── DATASET RECORDS ──

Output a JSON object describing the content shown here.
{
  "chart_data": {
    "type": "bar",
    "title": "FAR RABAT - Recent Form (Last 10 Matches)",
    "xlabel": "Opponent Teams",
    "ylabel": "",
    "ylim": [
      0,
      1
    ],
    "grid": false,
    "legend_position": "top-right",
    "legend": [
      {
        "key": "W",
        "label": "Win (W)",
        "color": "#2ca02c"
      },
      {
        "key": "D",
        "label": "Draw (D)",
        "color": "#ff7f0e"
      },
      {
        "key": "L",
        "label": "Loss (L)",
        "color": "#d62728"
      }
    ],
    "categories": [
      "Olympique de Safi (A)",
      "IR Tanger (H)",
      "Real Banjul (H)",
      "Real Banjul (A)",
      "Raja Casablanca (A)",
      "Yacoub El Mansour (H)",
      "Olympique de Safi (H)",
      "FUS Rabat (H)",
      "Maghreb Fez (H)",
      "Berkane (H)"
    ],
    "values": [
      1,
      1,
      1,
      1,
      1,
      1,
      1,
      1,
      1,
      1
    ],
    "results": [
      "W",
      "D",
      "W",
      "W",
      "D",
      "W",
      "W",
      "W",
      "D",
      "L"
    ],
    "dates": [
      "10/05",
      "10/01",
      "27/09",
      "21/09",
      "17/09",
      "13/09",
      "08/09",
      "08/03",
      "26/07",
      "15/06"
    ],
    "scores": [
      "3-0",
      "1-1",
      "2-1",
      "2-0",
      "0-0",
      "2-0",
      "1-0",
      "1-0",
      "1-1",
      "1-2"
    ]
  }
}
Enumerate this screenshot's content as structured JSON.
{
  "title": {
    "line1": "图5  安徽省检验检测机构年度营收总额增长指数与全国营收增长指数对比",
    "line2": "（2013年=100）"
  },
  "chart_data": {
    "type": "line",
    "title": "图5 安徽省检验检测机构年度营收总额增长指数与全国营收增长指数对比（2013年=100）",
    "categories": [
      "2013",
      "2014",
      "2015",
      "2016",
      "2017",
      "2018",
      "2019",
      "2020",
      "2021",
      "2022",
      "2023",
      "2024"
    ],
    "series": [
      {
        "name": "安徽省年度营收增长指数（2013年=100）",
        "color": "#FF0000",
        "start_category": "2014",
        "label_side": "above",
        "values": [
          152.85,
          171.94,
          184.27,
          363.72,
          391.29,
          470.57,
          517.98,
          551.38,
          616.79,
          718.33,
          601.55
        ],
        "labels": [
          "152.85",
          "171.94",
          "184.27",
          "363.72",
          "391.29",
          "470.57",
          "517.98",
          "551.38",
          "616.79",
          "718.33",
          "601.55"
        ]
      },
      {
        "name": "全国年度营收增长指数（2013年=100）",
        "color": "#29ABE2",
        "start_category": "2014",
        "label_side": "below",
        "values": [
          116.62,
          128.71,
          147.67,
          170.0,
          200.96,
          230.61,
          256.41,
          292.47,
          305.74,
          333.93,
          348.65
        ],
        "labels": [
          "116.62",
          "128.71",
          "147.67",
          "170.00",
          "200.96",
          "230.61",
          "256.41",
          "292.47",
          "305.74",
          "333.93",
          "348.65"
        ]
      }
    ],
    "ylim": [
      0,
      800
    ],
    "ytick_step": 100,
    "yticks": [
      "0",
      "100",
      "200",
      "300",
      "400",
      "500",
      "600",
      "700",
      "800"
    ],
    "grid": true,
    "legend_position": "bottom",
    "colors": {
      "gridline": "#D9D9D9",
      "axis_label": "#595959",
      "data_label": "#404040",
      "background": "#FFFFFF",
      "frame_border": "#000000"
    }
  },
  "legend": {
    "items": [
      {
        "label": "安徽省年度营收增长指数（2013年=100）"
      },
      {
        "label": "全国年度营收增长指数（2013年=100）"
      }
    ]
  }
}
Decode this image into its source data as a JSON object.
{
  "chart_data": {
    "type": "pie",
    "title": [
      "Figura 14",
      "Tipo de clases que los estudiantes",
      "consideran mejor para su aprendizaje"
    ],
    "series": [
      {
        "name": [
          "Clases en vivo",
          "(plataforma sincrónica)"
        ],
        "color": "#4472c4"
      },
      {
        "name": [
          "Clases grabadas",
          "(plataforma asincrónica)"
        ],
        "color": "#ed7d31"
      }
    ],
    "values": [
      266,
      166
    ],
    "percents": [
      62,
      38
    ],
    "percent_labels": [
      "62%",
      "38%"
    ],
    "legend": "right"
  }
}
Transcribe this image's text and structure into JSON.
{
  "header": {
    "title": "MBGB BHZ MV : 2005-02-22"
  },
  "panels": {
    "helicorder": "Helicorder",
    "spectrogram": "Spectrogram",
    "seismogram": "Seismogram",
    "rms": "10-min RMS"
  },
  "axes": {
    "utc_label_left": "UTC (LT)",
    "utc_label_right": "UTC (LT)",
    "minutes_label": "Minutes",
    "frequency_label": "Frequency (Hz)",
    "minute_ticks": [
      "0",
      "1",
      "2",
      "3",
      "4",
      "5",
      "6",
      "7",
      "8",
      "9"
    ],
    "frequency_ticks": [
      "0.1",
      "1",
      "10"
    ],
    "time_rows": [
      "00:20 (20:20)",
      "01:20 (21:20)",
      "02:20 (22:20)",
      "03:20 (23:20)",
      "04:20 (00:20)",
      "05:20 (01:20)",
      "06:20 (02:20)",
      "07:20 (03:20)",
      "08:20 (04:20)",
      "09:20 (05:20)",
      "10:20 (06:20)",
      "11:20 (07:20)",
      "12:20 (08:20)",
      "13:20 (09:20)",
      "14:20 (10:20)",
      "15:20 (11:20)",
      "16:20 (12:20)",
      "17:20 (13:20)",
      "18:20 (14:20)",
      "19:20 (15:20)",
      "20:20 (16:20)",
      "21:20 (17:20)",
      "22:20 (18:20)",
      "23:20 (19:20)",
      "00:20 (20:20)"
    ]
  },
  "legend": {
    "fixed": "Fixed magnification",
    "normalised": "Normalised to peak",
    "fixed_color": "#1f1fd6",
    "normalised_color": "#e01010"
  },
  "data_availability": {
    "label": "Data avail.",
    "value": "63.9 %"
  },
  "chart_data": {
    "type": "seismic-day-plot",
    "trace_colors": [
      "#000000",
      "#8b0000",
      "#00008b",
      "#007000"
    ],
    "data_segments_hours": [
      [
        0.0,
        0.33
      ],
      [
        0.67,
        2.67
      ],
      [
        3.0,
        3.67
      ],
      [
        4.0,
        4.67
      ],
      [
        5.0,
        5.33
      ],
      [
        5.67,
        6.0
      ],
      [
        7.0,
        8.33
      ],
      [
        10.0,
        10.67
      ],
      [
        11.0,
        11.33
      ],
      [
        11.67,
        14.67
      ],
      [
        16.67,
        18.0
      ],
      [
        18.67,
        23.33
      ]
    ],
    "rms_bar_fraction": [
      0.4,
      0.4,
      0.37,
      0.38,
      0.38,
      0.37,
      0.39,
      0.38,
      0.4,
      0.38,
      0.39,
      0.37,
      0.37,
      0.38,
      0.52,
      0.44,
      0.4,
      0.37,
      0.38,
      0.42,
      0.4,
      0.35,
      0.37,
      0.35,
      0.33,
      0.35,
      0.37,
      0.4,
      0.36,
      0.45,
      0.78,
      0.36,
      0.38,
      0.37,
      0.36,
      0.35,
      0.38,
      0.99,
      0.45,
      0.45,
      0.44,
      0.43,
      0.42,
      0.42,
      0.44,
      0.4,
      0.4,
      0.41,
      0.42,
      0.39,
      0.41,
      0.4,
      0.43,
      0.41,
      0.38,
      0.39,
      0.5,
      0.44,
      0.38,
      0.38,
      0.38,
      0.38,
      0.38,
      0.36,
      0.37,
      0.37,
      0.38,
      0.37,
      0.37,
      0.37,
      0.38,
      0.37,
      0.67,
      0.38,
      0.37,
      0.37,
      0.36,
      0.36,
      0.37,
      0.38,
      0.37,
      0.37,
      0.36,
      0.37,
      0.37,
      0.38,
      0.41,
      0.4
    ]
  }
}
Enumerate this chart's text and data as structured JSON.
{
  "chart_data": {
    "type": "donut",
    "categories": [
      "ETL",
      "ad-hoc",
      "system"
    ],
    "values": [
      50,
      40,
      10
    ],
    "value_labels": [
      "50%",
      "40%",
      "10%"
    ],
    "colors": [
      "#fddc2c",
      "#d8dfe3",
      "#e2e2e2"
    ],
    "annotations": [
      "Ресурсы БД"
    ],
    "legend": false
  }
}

───

§ **GOAL**:
Give back the lines above exactly, from the one with "Enumerate this chart's" through the last line.

§ **COMPLETED TASK**:
Enumerate this chart's text and data as structured JSON.
{
  "chart_data": {
    "type": "donut",
    "categories": [
      "ETL",
      "ad-hoc",
      "system"
    ],
    "values": [
      50,
      40,
      10
    ],
    "value_labels": [
      "50%",
      "40%",
      "10%"
    ],
    "colors": [
      "#fddc2c",
      "#d8dfe3",
      "#e2e2e2"
    ],
    "annotations": [
      "Ресурсы БД"
    ],
    "legend": false
  }
}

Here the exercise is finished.